Copy out every record below, word for word.

╭──

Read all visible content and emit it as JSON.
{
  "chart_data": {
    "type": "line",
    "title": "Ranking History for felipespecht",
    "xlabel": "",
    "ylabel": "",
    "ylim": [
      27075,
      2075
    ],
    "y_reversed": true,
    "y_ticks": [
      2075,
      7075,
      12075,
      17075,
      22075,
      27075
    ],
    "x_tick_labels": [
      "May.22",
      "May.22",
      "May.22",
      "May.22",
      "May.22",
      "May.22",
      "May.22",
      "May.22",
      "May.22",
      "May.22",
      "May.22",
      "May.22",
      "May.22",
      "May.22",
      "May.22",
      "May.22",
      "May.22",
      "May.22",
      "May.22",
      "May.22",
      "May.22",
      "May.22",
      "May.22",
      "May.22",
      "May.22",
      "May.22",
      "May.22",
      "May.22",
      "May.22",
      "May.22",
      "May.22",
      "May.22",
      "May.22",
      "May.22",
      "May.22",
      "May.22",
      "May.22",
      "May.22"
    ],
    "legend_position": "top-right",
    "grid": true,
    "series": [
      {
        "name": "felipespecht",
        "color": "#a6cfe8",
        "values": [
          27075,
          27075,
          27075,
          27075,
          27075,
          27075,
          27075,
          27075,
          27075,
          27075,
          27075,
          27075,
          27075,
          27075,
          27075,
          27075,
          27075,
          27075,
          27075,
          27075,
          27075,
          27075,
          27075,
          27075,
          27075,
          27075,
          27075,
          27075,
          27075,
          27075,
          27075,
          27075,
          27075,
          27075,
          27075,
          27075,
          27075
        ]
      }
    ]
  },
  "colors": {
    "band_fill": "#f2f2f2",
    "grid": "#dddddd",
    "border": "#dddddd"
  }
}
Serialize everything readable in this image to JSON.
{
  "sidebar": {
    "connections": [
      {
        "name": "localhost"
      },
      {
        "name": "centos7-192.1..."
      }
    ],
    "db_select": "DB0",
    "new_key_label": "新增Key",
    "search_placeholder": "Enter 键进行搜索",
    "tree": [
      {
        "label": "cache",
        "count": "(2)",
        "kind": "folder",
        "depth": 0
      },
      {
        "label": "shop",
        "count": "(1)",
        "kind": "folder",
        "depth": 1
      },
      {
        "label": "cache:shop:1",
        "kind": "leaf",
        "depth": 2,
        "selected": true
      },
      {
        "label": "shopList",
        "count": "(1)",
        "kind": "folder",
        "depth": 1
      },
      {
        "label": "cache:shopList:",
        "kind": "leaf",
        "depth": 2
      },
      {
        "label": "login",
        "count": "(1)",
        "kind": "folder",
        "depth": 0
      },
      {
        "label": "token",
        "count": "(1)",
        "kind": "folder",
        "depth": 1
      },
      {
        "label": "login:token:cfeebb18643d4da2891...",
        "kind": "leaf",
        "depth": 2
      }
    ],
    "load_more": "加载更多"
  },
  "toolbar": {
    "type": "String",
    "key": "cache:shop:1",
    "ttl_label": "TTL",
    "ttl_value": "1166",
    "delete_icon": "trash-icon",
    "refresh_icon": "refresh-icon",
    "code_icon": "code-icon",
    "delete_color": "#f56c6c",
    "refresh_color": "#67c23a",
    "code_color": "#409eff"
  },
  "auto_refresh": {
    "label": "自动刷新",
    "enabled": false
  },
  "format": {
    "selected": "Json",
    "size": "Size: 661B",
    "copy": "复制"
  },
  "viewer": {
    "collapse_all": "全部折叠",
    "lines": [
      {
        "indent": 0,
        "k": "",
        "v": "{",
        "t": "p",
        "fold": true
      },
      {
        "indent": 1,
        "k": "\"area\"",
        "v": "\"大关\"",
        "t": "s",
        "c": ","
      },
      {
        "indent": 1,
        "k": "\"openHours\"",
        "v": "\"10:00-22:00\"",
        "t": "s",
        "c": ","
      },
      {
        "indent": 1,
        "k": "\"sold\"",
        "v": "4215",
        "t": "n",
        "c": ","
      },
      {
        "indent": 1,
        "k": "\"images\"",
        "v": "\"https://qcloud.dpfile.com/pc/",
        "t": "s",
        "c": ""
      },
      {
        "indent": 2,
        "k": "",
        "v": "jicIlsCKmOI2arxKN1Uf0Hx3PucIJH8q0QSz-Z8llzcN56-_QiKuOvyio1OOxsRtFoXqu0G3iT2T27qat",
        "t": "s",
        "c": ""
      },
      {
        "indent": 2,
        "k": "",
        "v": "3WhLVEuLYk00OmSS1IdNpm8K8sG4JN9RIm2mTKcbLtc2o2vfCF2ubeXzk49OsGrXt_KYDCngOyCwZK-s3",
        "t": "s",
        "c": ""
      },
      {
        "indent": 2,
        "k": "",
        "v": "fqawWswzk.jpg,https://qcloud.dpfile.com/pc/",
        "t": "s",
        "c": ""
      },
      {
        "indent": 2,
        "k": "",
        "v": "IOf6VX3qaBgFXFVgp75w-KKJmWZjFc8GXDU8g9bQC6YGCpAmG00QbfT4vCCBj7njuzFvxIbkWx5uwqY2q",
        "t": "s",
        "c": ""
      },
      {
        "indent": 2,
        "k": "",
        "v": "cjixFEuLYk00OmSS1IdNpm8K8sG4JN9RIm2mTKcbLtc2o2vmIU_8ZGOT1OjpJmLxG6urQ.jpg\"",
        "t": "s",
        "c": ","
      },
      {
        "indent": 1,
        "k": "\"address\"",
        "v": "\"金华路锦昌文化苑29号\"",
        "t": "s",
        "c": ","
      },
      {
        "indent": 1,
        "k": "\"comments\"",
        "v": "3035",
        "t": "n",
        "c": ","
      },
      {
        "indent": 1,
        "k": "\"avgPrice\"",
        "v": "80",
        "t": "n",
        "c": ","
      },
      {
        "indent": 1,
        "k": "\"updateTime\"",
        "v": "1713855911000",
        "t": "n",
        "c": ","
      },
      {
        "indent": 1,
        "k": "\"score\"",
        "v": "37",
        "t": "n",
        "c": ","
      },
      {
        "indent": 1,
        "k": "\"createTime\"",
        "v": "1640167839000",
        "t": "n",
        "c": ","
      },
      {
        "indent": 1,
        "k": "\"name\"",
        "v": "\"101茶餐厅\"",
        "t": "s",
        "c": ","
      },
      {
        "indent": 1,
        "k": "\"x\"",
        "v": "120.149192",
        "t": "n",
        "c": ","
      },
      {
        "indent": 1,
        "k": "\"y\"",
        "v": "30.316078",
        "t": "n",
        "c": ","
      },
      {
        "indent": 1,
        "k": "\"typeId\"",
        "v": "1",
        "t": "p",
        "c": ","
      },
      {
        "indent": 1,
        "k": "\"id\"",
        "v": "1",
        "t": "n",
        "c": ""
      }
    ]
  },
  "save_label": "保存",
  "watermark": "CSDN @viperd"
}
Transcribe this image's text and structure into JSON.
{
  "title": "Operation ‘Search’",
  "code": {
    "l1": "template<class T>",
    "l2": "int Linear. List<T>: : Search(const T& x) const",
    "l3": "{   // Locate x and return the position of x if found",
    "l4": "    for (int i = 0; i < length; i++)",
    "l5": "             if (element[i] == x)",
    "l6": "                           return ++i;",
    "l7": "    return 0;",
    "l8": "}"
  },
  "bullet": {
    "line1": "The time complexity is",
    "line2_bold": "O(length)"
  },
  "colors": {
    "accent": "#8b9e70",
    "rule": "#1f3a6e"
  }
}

╰──

EXERCISE OUTPUT:
Read all visible content and emit it as JSON.
{
  "chart_data": {
    "type": "line",
    "title": "Ranking History for felipespecht",
    "xlabel": "",
    "ylabel": "",
    "ylim": [
      27075,
      2075
    ],
    "y_reversed": true,
    "y_ticks": [
      2075,
      7075,
      12075,
      17075,
      22075,
      27075
    ],
    "x_tick_labels": [
      "May.22",
      "May.22",
      "May.22",
      "May.22",
      "May.22",
      "May.22",
      "May.22",
      "May.22",
      "May.22",
      "May.22",
      "May.22",
      "May.22",
      "May.22",
      "May.22",
      "May.22",
      "May.22",
      "May.22",
      "May.22",
      "May.22",
      "May.22",
      "May.22",
      "May.22",
      "May.22",
      "May.22",
      "May.22",
      "May.22",
      "May.22",
      "May.22",
      "May.22",
      "May.22",
      "May.22",
      "May.22",
      "May.22",
      "May.22",
      "May.22",
      "May.22",
      "May.22",
      "May.22"
    ],
    "legend_position": "top-right",
    "grid": true,
    "series": [
      {
        "name": "felipespecht",
        "color": "#a6cfe8",
        "values": [
          27075,
          27075,
          27075,
          27075,
          27075,
          27075,
          27075,
          27075,
          27075,
          27075,
          27075,
          27075,
          27075,
          27075,
          27075,
          27075,
          27075,
          27075,
          27075,
          27075,
          27075,
          27075,
          27075,
          27075,
          27075,
          27075,
          27075,
          27075,
          27075,
          27075,
          27075,
          27075,
          27075,
          27075,
          27075,
          27075,
          27075
        ]
      }
    ]
  },
  "colors": {
    "band_fill": "#f2f2f2",
    "grid": "#dddddd",
    "border": "#dddddd"
  }
}
Serialize everything readable in this image to JSON.
{
  "sidebar": {
    "connections": [
      {
        "name": "localhost"
      },
      {
        "name": "centos7-192.1..."
      }
    ],
    "db_select": "DB0",
    "new_key_label": "新增Key",
    "search_placeholder": "Enter 键进行搜索",
    "tree": [
      {
        "label": "cache",
        "count": "(2)",
        "kind": "folder",
        "depth": 0
      },
      {
        "label": "shop",
        "count": "(1)",
        "kind": "folder",
        "depth": 1
      },
      {
        "label": "cache:shop:1",
        "kind": "leaf",
        "depth": 2,
        "selected": true
      },
      {
        "label": "shopList",
        "count": "(1)",
        "kind": "folder",
        "depth": 1
      },
      {
        "label": "cache:shopList:",
        "kind": "leaf",
        "depth": 2
      },
      {
        "label": "login",
        "count": "(1)",
        "kind": "folder",
        "depth": 0
      },
      {
        "label": "token",
        "count": "(1)",
        "kind": "folder",
        "depth": 1
      },
      {
        "label": "login:token:cfeebb18643d4da2891...",
        "kind": "leaf",
        "depth": 2
      }
    ],
    "load_more": "加载更多"
  },
  "toolbar": {
    "type": "String",
    "key": "cache:shop:1",
    "ttl_label": "TTL",
    "ttl_value": "1166",
    "delete_icon": "trash-icon",
    "refresh_icon": "refresh-icon",
    "code_icon": "code-icon",
    "delete_color": "#f56c6c",
    "refresh_color": "#67c23a",
    "code_color": "#409eff"
  },
  "auto_refresh": {
    "label": "自动刷新",
    "enabled": false
  },
  "format": {
    "selected": "Json",
    "size": "Size: 661B",
    "copy": "复制"
  },
  "viewer": {
    "collapse_all": "全部折叠",
    "lines": [
      {
        "indent": 0,
        "k": "",
        "v": "{",
        "t": "p",
        "fold": true
      },
      {
        "indent": 1,
        "k": "\"area\"",
        "v": "\"大关\"",
        "t": "s",
        "c": ","
      },
      {
        "indent": 1,
        "k": "\"openHours\"",
        "v": "\"10:00-22:00\"",
        "t": "s",
        "c": ","
      },
      {
        "indent": 1,
        "k": "\"sold\"",
        "v": "4215",
        "t": "n",
        "c": ","
      },
      {
        "indent": 1,
        "k": "\"images\"",
        "v": "\"https://qcloud.dpfile.com/pc/",
        "t": "s",
        "c": ""
      },
      {
        "indent": 2,
        "k": "",
        "v": "jicIlsCKmOI2arxKN1Uf0Hx3PucIJH8q0QSz-Z8llzcN56-_QiKuOvyio1OOxsRtFoXqu0G3iT2T27qat",
        "t": "s",
        "c": ""
      },
      {
        "indent": 2,
        "k": "",
        "v": "3WhLVEuLYk00OmSS1IdNpm8K8sG4JN9RIm2mTKcbLtc2o2vfCF2ubeXzk49OsGrXt_KYDCngOyCwZK-s3",
        "t": "s",
        "c": ""
      },
      {
        "indent": 2,
        "k": "",
        "v": "fqawWswzk.jpg,https://qcloud.dpfile.com/pc/",
        "t": "s",
        "c": ""
      },
      {
        "indent": 2,
        "k": "",
        "v": "IOf6VX3qaBgFXFVgp75w-KKJmWZjFc8GXDU8g9bQC6YGCpAmG00QbfT4vCCBj7njuzFvxIbkWx5uwqY2q",
        "t": "s",
        "c": ""
      },
      {
        "indent": 2,
        "k": "",
        "v": "cjixFEuLYk00OmSS1IdNpm8K8sG4JN9RIm2mTKcbLtc2o2vmIU_8ZGOT1OjpJmLxG6urQ.jpg\"",
        "t": "s",
        "c": ","
      },
      {
        "indent": 1,
        "k": "\"address\"",
        "v": "\"金华路锦昌文化苑29号\"",
        "t": "s",
        "c": ","
      },
      {
        "indent": 1,
        "k": "\"comments\"",
        "v": "3035",
        "t": "n",
        "c": ","
      },
      {
        "indent": 1,
        "k": "\"avgPrice\"",
        "v": "80",
        "t": "n",
        "c": ","
      },
      {
        "indent": 1,
        "k": "\"updateTime\"",
        "v": "1713855911000",
        "t": "n",
        "c": ","
      },
      {
        "indent": 1,
        "k": "\"score\"",
        "v": "37",
        "t": "n",
        "c": ","
      },
      {
        "indent": 1,
        "k": "\"createTime\"",
        "v": "1640167839000",
        "t": "n",
        "c": ","
      },
      {
        "indent": 1,
        "k": "\"name\"",
        "v": "\"101茶餐厅\"",
        "t": "s",
        "c": ","
      },
      {
        "indent": 1,
        "k": "\"x\"",
        "v": "120.149192",
        "t": "n",
        "c": ","
      },
      {
        "indent": 1,
        "k": "\"y\"",
        "v": "30.316078",
        "t": "n",
        "c": ","
      },
      {
        "indent": 1,
        "k": "\"typeId\"",
        "v": "1",
        "t": "p",
        "c": ","
      },
      {
        "indent": 1,
        "k": "\"id\"",
        "v": "1",
        "t": "n",
        "c": ""
      }
    ]
  },
  "save_label": "保存",
  "watermark": "CSDN @viperd"
}
Transcribe this image's text and structure into JSON.
{
  "title": "Operation ‘Search’",
  "code": {
    "l1": "template<class T>",
    "l2": "int Linear. List<T>: : Search(const T& x) const",
    "l3": "{   // Locate x and return the position of x if found",
    "l4": "    for (int i = 0; i < length; i++)",
    "l5": "             if (element[i] == x)",
    "l6": "                           return ++i;",
    "l7": "    return 0;",
    "l8": "}"
  },
  "bullet": {
    "line1": "The time complexity is",
    "line2_bold": "O(length)"
  },
  "colors": {
    "accent": "#8b9e70",
    "rule": "#1f3a6e"
  }
}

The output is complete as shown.